**Task brief:**
Wherever "marker" turns up in a line of the entries below, that line counts. Say how many such lines there are, with no other words.

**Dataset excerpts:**
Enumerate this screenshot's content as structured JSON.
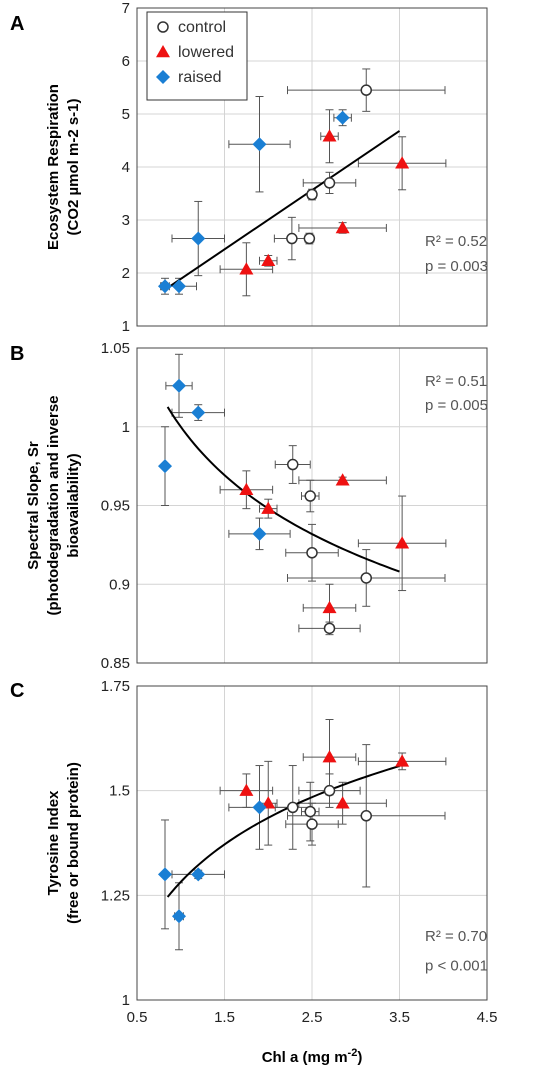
{
  "colors": {
    "control": "#333333",
    "lowered": "#ee1111",
    "raised": "#1a7fd4",
    "fit": "#000000",
    "grid": "#d4d4d4",
    "errorbar": "#555555"
  },
  "legend": [
    {
      "key": "control",
      "label": "control",
      "marker": "open-circle"
    },
    {
      "key": "lowered",
      "label": "lowered",
      "marker": "red-triangle"
    },
    {
      "key": "raised",
      "label": "raised",
      "marker": "blue-diamond"
    }
  ],
  "xlabel_main": "Chl a (mg m",
  "xlabel_sup": "-2",
  "xlabel_end": ")",
  "chart_data": [
    {
      "type": "scatter",
      "panel": "A",
      "ylabel_line1": "Ecosystem Respiration",
      "ylabel_line2": "(CO2 µmol m-2 s-1)",
      "xlim": [
        0.5,
        4.5
      ],
      "ylim": [
        1,
        7
      ],
      "xticks": [
        "0.5",
        "1.5",
        "2.5",
        "3.5",
        "4.5"
      ],
      "yticks": [
        "1",
        "2",
        "3",
        "4",
        "5",
        "6",
        "7"
      ],
      "grid": true,
      "legend_position": "top-left",
      "stats": [
        "R² = 0.52",
        "p = 0.003"
      ],
      "fit": {
        "kind": "linear",
        "x": [
          0.85,
          3.5
        ],
        "y": [
          1.72,
          4.68
        ]
      },
      "series": [
        {
          "name": "control",
          "points": [
            {
              "x": 3.12,
              "y": 5.45,
              "xerr": 0.9,
              "yerr": 0.4
            },
            {
              "x": 2.5,
              "y": 3.48,
              "xerr": 0.05,
              "yerr": 0.1
            },
            {
              "x": 2.7,
              "y": 3.7,
              "xerr": 0.3,
              "yerr": 0.2
            },
            {
              "x": 2.27,
              "y": 2.65,
              "xerr": 0.2,
              "yerr": 0.4
            },
            {
              "x": 2.47,
              "y": 2.65,
              "xerr": 0.05,
              "yerr": 0.1
            }
          ]
        },
        {
          "name": "lowered",
          "points": [
            {
              "x": 2.7,
              "y": 4.58,
              "xerr": 0.1,
              "yerr": 0.5
            },
            {
              "x": 3.53,
              "y": 4.07,
              "xerr": 0.5,
              "yerr": 0.5
            },
            {
              "x": 2.85,
              "y": 2.85,
              "xerr": 0.5,
              "yerr": 0.1
            },
            {
              "x": 2.0,
              "y": 2.23,
              "xerr": 0.1,
              "yerr": 0.1
            },
            {
              "x": 1.75,
              "y": 2.07,
              "xerr": 0.3,
              "yerr": 0.5
            }
          ]
        },
        {
          "name": "raised",
          "points": [
            {
              "x": 2.85,
              "y": 4.93,
              "xerr": 0.1,
              "yerr": 0.15
            },
            {
              "x": 1.9,
              "y": 4.43,
              "xerr": 0.35,
              "yerr": 0.9
            },
            {
              "x": 1.2,
              "y": 2.65,
              "xerr": 0.3,
              "yerr": 0.7
            },
            {
              "x": 0.98,
              "y": 1.75,
              "xerr": 0.2,
              "yerr": 0.15
            },
            {
              "x": 0.82,
              "y": 1.75,
              "xerr": 0.05,
              "yerr": 0.15
            }
          ]
        }
      ]
    },
    {
      "type": "scatter",
      "panel": "B",
      "ylabel_line1": "Spectral Slope, Sr",
      "ylabel_line2": "(photodegradation and inverse",
      "ylabel_line3": "bioavailability)",
      "xlim": [
        0.5,
        4.5
      ],
      "ylim": [
        0.85,
        1.05
      ],
      "xticks": [
        "0.5",
        "1.5",
        "2.5",
        "3.5",
        "4.5"
      ],
      "yticks": [
        "0.85",
        "0.9",
        "0.95",
        "1",
        "1.05"
      ],
      "grid": true,
      "stats": [
        "R² = 0.51",
        "p = 0.005"
      ],
      "fit": {
        "kind": "power",
        "x0": 0.85,
        "x1": 3.5,
        "a": 1.0,
        "b": -0.077
      },
      "series": [
        {
          "name": "control",
          "points": [
            {
              "x": 2.28,
              "y": 0.976,
              "xerr": 0.2,
              "yerr": 0.012
            },
            {
              "x": 2.48,
              "y": 0.956,
              "xerr": 0.1,
              "yerr": 0.01
            },
            {
              "x": 2.5,
              "y": 0.92,
              "xerr": 0.3,
              "yerr": 0.018
            },
            {
              "x": 3.12,
              "y": 0.904,
              "xerr": 0.9,
              "yerr": 0.018
            },
            {
              "x": 2.7,
              "y": 0.872,
              "xerr": 0.35,
              "yerr": 0.004
            }
          ]
        },
        {
          "name": "lowered",
          "points": [
            {
              "x": 2.85,
              "y": 0.966,
              "xerr": 0.5,
              "yerr": 0.002
            },
            {
              "x": 1.75,
              "y": 0.96,
              "xerr": 0.3,
              "yerr": 0.012
            },
            {
              "x": 2.0,
              "y": 0.948,
              "xerr": 0.1,
              "yerr": 0.006
            },
            {
              "x": 3.53,
              "y": 0.926,
              "xerr": 0.5,
              "yerr": 0.03
            },
            {
              "x": 2.7,
              "y": 0.885,
              "xerr": 0.3,
              "yerr": 0.015
            }
          ]
        },
        {
          "name": "raised",
          "points": [
            {
              "x": 0.98,
              "y": 1.026,
              "xerr": 0.15,
              "yerr": 0.02
            },
            {
              "x": 1.2,
              "y": 1.009,
              "xerr": 0.3,
              "yerr": 0.005
            },
            {
              "x": 0.82,
              "y": 0.975,
              "xerr": 0.02,
              "yerr": 0.025
            },
            {
              "x": 1.9,
              "y": 0.932,
              "xerr": 0.35,
              "yerr": 0.01
            }
          ]
        }
      ]
    },
    {
      "type": "scatter",
      "panel": "C",
      "ylabel_line1": "Tyrosine Index",
      "ylabel_line2": "(free or bound protein)",
      "xlim": [
        0.5,
        4.5
      ],
      "ylim": [
        1,
        1.75
      ],
      "xticks": [
        "0.5",
        "1.5",
        "2.5",
        "3.5",
        "4.5"
      ],
      "yticks": [
        "1",
        "1.25",
        "1.5",
        "1.75"
      ],
      "grid": true,
      "stats": [
        "R² = 0.70",
        "p < 0.001"
      ],
      "fit": {
        "kind": "log",
        "x0": 0.85,
        "x1": 3.5,
        "a": 1.282,
        "b": 0.221
      },
      "series": [
        {
          "name": "control",
          "points": [
            {
              "x": 2.7,
              "y": 1.5,
              "xerr": 0.35,
              "yerr": 0.04
            },
            {
              "x": 2.28,
              "y": 1.46,
              "xerr": 0.2,
              "yerr": 0.1
            },
            {
              "x": 2.48,
              "y": 1.45,
              "xerr": 0.1,
              "yerr": 0.07
            },
            {
              "x": 2.5,
              "y": 1.42,
              "xerr": 0.3,
              "yerr": 0.05
            },
            {
              "x": 3.12,
              "y": 1.44,
              "xerr": 0.9,
              "yerr": 0.17
            }
          ]
        },
        {
          "name": "lowered",
          "points": [
            {
              "x": 2.7,
              "y": 1.58,
              "xerr": 0.3,
              "yerr": 0.09
            },
            {
              "x": 3.53,
              "y": 1.57,
              "xerr": 0.5,
              "yerr": 0.02
            },
            {
              "x": 1.75,
              "y": 1.5,
              "xerr": 0.3,
              "yerr": 0.04
            },
            {
              "x": 2.0,
              "y": 1.47,
              "xerr": 0.1,
              "yerr": 0.1
            },
            {
              "x": 2.85,
              "y": 1.47,
              "xerr": 0.5,
              "yerr": 0.05
            }
          ]
        },
        {
          "name": "raised",
          "points": [
            {
              "x": 1.9,
              "y": 1.46,
              "xerr": 0.35,
              "yerr": 0.1
            },
            {
              "x": 0.82,
              "y": 1.3,
              "xerr": 0.02,
              "yerr": 0.13
            },
            {
              "x": 1.2,
              "y": 1.3,
              "xerr": 0.3,
              "yerr": 0.01
            },
            {
              "x": 0.98,
              "y": 1.2,
              "xerr": 0.05,
              "yerr": 0.08
            }
          ]
        }
      ]
    }
  ]
}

**Solution to the exercise:**
3